== Records for this task ==
>> Begin

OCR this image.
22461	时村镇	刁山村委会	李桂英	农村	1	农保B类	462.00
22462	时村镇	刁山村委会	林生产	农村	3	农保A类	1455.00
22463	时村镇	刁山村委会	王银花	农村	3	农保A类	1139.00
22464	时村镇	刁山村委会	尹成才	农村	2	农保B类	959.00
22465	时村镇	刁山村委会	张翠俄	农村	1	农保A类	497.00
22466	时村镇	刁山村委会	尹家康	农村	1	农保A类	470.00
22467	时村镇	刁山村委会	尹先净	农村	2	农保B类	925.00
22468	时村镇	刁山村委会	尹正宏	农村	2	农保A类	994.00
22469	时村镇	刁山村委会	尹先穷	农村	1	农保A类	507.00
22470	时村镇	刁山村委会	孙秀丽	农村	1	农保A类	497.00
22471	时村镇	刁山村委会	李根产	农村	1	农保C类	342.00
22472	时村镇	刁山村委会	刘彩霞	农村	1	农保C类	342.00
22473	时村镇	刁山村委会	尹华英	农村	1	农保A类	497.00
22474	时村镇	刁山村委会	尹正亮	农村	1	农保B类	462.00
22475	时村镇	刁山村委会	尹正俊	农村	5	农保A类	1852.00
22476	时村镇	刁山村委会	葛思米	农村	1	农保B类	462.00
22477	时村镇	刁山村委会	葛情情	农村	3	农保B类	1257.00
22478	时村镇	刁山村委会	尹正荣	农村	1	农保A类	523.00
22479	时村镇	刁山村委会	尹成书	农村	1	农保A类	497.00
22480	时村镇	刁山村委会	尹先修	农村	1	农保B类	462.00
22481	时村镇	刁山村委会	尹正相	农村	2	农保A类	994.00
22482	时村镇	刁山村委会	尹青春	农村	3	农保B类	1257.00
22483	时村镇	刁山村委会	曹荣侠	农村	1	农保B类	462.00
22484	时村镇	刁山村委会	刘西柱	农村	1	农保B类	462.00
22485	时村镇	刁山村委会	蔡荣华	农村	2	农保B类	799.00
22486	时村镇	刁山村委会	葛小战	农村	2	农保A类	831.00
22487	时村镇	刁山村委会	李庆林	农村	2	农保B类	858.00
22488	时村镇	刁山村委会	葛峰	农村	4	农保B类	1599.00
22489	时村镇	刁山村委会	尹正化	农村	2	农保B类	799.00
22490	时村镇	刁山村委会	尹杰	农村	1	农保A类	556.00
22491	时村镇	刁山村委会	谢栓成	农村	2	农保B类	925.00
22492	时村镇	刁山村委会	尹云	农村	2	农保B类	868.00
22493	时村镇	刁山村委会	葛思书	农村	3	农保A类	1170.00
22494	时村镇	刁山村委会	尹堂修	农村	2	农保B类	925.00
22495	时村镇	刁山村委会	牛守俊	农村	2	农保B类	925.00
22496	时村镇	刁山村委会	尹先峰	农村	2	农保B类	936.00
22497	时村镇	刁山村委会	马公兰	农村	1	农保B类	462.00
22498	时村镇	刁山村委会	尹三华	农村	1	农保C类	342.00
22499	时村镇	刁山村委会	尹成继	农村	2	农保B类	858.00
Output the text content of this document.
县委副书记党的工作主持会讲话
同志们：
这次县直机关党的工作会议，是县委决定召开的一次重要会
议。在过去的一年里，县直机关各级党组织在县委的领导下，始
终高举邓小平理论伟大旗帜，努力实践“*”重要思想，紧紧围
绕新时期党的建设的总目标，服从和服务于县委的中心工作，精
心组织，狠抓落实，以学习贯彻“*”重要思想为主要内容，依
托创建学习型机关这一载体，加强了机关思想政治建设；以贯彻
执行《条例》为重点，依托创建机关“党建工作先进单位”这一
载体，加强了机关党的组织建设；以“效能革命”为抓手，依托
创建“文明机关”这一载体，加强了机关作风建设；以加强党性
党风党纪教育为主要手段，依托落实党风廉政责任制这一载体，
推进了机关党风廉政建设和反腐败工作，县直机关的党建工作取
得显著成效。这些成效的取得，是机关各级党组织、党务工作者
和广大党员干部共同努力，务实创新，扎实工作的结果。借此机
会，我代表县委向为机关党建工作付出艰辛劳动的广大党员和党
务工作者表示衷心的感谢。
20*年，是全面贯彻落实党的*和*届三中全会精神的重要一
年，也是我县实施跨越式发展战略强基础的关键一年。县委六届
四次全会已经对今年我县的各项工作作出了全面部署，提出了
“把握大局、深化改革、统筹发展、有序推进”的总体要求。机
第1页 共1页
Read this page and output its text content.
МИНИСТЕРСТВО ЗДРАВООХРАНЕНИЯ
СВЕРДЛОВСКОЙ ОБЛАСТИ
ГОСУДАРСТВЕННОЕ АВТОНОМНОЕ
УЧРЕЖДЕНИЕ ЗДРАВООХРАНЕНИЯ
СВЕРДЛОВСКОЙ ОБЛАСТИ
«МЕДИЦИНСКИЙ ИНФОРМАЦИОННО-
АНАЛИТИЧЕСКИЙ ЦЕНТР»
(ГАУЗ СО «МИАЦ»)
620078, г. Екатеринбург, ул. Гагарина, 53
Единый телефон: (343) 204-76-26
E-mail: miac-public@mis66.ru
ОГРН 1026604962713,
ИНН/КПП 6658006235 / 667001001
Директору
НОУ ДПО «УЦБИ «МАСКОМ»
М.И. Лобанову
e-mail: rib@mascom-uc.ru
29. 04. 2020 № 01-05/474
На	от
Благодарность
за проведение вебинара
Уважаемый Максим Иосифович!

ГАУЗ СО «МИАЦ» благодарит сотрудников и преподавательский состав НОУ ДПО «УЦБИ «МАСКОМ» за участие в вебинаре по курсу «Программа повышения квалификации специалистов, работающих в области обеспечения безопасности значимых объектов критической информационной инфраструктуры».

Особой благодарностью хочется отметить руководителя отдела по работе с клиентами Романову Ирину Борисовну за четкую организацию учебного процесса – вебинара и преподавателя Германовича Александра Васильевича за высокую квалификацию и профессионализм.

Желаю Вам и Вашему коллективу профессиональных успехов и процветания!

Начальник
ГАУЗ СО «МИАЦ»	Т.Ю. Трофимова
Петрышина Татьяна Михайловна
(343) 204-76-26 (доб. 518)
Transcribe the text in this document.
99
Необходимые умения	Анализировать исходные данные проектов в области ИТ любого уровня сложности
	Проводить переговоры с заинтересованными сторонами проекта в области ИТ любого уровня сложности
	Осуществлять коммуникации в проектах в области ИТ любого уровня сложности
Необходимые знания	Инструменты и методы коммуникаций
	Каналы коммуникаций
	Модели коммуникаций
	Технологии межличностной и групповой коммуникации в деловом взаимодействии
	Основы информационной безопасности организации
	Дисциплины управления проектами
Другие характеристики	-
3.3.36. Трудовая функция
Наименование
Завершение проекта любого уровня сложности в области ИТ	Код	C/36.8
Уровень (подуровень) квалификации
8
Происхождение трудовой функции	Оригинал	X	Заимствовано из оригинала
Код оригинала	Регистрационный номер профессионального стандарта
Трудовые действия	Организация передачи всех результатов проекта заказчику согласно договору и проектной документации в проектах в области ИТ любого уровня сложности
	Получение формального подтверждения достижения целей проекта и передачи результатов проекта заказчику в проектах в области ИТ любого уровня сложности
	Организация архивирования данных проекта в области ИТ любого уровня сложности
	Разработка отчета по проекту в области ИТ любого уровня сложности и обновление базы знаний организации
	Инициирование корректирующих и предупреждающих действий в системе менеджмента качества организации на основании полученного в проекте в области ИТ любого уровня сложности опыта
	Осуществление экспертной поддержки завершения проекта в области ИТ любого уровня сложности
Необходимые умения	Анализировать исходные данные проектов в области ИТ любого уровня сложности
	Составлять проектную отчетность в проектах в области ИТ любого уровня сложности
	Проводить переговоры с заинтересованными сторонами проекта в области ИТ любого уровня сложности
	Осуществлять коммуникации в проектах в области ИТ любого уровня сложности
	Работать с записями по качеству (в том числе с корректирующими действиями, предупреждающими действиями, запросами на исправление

>> End

Give nothing but the number of lines containing the string "УЦБИ".

== Task output ==
2